--- START OF Material for this task ---

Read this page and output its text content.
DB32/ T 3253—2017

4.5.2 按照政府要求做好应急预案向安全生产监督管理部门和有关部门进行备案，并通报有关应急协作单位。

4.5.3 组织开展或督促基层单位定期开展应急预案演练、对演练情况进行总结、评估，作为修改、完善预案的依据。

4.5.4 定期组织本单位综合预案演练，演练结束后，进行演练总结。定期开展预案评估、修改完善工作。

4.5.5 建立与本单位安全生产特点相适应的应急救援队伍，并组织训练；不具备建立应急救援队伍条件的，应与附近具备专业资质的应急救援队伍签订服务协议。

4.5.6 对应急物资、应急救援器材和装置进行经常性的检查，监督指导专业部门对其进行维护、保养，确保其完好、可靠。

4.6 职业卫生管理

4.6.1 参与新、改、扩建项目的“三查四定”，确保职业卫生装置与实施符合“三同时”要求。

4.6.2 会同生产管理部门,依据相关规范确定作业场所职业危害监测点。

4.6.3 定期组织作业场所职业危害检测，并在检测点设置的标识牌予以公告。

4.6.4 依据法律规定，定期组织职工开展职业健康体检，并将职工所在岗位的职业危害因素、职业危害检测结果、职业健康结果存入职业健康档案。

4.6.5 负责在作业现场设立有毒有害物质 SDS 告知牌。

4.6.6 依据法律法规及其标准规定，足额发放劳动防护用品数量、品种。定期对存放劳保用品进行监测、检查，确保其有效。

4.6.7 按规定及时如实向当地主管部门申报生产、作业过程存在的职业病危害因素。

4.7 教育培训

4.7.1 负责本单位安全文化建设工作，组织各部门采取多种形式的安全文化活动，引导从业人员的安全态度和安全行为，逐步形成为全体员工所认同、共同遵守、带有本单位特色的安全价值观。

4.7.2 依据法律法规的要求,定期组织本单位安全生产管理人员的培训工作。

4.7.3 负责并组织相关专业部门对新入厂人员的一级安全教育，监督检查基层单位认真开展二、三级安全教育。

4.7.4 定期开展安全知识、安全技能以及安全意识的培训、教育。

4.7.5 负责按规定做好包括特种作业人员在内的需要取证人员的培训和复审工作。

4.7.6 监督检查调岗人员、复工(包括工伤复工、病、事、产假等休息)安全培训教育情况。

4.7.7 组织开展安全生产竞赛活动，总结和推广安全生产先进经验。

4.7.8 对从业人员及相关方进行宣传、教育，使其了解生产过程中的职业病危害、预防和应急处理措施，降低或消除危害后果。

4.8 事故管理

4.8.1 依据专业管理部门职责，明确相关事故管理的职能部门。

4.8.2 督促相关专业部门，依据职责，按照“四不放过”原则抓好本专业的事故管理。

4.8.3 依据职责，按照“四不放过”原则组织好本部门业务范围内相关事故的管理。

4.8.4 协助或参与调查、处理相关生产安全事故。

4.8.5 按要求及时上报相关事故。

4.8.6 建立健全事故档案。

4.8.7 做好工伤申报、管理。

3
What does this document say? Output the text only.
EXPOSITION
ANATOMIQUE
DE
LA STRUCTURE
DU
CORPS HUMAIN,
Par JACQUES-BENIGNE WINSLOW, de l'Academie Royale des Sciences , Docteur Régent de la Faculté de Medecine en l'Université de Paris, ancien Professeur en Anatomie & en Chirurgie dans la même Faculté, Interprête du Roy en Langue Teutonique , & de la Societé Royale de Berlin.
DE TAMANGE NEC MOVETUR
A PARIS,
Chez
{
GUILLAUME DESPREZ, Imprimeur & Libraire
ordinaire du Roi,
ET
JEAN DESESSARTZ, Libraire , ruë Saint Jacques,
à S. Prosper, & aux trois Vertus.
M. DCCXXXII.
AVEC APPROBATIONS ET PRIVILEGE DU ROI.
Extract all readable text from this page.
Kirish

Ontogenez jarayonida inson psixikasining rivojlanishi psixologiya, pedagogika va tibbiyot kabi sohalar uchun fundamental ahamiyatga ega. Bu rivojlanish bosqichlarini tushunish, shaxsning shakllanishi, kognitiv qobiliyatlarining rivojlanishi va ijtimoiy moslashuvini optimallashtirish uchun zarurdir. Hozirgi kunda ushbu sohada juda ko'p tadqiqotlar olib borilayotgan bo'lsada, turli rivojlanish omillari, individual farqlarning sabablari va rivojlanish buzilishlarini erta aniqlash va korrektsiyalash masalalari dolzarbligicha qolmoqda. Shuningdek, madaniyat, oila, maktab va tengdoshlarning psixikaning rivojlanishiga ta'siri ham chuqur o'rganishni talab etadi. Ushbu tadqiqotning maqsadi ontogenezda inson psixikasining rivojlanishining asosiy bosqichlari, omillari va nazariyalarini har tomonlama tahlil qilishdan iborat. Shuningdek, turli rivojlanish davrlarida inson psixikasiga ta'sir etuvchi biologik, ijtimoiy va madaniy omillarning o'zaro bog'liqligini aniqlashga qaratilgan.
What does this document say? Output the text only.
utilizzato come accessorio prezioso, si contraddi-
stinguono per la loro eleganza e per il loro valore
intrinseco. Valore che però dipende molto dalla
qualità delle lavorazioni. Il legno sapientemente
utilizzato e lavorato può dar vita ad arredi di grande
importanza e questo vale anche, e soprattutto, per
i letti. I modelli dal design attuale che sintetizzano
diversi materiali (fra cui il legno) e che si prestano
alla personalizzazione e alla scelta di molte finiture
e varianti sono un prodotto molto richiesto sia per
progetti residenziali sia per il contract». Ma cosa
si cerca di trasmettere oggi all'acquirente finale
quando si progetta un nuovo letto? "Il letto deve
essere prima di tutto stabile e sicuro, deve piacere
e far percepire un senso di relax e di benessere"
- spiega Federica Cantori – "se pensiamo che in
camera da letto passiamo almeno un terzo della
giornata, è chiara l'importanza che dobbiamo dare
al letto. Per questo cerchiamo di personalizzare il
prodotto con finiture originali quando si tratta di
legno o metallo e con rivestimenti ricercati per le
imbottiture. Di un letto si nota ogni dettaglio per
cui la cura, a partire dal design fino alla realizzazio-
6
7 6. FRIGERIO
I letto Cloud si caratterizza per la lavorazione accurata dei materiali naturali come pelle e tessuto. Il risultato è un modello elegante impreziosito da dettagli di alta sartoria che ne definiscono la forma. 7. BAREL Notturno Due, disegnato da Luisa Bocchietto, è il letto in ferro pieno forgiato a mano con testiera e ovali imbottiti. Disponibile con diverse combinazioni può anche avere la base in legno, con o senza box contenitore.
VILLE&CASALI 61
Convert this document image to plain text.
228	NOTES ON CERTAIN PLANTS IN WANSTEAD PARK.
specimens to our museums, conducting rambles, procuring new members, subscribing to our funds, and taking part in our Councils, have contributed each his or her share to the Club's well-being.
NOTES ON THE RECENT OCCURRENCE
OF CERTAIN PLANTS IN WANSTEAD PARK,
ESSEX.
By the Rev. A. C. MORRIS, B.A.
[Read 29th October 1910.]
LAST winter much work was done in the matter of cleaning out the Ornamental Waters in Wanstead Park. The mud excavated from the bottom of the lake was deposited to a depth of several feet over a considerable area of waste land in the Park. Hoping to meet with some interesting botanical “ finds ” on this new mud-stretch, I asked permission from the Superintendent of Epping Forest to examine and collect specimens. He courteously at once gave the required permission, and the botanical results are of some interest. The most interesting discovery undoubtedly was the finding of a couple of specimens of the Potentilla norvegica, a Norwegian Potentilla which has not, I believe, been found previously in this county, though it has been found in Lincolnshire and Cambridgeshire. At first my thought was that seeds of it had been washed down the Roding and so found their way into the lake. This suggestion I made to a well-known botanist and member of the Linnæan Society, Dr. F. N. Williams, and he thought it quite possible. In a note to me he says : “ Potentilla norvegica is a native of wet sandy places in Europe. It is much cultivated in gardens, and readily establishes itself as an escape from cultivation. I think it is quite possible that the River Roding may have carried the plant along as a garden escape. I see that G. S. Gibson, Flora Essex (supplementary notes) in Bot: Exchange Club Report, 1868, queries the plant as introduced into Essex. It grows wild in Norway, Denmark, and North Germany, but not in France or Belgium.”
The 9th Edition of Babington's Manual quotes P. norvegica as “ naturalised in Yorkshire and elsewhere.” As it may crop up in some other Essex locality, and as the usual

--- END OF Material for this task ---

**Task requirements**
Show every line in the records above that contains the word "deve".

**In response**
quando si progetta un nuovo letto? "Il letto deve
essere prima di tutto stabile e sicuro, deve piacere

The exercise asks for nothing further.